Start of Recorded information

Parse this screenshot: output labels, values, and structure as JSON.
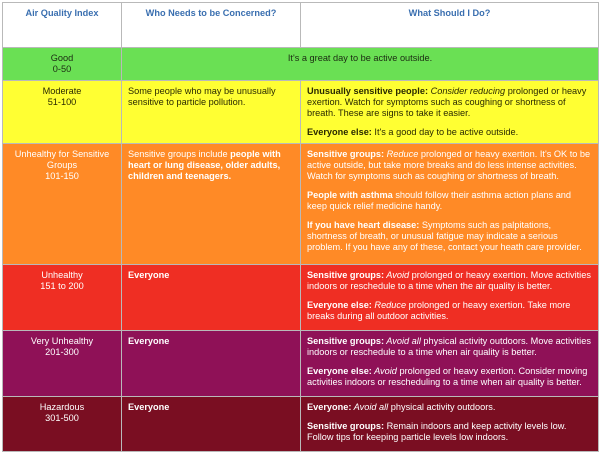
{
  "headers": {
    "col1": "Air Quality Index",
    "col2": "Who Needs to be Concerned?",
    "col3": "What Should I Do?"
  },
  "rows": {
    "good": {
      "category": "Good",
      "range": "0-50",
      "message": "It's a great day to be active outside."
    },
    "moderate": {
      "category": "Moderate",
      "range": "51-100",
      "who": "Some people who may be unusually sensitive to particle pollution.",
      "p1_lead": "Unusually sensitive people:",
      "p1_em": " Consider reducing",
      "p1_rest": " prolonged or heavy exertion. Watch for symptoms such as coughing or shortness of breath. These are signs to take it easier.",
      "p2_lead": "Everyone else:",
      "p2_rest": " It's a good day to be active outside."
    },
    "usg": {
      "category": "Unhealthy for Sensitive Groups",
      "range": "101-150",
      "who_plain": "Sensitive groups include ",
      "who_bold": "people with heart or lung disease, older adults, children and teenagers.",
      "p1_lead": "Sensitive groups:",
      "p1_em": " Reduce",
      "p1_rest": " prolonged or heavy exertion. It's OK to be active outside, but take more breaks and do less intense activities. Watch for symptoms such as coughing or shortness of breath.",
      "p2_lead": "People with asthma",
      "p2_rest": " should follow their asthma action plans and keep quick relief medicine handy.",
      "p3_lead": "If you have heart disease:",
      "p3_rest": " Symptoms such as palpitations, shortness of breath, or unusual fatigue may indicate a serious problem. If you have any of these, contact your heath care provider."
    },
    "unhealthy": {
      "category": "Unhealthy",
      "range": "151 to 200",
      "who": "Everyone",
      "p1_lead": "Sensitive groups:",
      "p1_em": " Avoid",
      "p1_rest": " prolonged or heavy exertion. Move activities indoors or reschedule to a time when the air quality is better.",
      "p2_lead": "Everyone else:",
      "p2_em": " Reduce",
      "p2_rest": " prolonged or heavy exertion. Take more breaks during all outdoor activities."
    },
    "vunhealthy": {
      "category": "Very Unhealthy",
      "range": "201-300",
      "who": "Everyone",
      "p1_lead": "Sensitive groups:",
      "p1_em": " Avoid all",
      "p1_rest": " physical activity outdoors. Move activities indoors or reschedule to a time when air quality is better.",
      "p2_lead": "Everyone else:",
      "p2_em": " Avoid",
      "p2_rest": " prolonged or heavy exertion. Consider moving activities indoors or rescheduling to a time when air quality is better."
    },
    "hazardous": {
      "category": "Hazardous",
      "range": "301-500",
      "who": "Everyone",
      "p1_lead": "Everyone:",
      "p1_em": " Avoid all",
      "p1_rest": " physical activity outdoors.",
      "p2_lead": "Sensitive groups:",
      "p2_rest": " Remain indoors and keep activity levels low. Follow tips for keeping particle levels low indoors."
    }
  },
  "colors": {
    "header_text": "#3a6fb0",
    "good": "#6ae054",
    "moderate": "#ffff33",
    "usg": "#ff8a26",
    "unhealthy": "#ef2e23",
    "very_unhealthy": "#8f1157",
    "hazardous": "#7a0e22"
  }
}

End of Recorded information

* **Problem description**
All of the data needs repeating exactly, but the pictures do not.

* **Exercise output**
Parse this screenshot: output labels, values, and structure as JSON.
{
  "headers": {
    "col1": "Air Quality Index",
    "col2": "Who Needs to be Concerned?",
    "col3": "What Should I Do?"
  },
  "rows": {
    "good": {
      "category": "Good",
      "range": "0-50",
      "message": "It's a great day to be active outside."
    },
    "moderate": {
      "category": "Moderate",
      "range": "51-100",
      "who": "Some people who may be unusually sensitive to particle pollution.",
      "p1_lead": "Unusually sensitive people:",
      "p1_em": " Consider reducing",
      "p1_rest": " prolonged or heavy exertion. Watch for symptoms such as coughing or shortness of breath. These are signs to take it easier.",
      "p2_lead": "Everyone else:",
      "p2_rest": " It's a good day to be active outside."
    },
    "usg": {
      "category": "Unhealthy for Sensitive Groups",
      "range": "101-150",
      "who_plain": "Sensitive groups include ",
      "who_bold": "people with heart or lung disease, older adults, children and teenagers.",
      "p1_lead": "Sensitive groups:",
      "p1_em": " Reduce",
      "p1_rest": " prolonged or heavy exertion. It's OK to be active outside, but take more breaks and do less intense activities. Watch for symptoms such as coughing or shortness of breath.",
      "p2_lead": "People with asthma",
      "p2_rest": " should follow their asthma action plans and keep quick relief medicine handy.",
      "p3_lead": "If you have heart disease:",
      "p3_rest": " Symptoms such as palpitations, shortness of breath, or unusual fatigue may indicate a serious problem. If you have any of these, contact your heath care provider."
    },
    "unhealthy": {
      "category": "Unhealthy",
      "range": "151 to 200",
      "who": "Everyone",
      "p1_lead": "Sensitive groups:",
      "p1_em": " Avoid",
      "p1_rest": " prolonged or heavy exertion. Move activities indoors or reschedule to a time when the air quality is better.",
      "p2_lead": "Everyone else:",
      "p2_em": " Reduce",
      "p2_rest": " prolonged or heavy exertion. Take more breaks during all outdoor activities."
    },
    "vunhealthy": {
      "category": "Very Unhealthy",
      "range": "201-300",
      "who": "Everyone",
      "p1_lead": "Sensitive groups:",
      "p1_em": " Avoid all",
      "p1_rest": " physical activity outdoors. Move activities indoors or reschedule to a time when air quality is better.",
      "p2_lead": "Everyone else:",
      "p2_em": " Avoid",
      "p2_rest": " prolonged or heavy exertion. Consider moving activities indoors or rescheduling to a time when air quality is better."
    },
    "hazardous": {
      "category": "Hazardous",
      "range": "301-500",
      "who": "Everyone",
      "p1_lead": "Everyone:",
      "p1_em": " Avoid all",
      "p1_rest": " physical activity outdoors.",
      "p2_lead": "Sensitive groups:",
      "p2_rest": " Remain indoors and keep activity levels low. Follow tips for keeping particle levels low indoors."
    }
  },
  "colors": {
    "header_text": "#3a6fb0",
    "good": "#6ae054",
    "moderate": "#ffff33",
    "usg": "#ff8a26",
    "unhealthy": "#ef2e23",
    "very_unhealthy": "#8f1157",
    "hazardous": "#7a0e22"
  }
}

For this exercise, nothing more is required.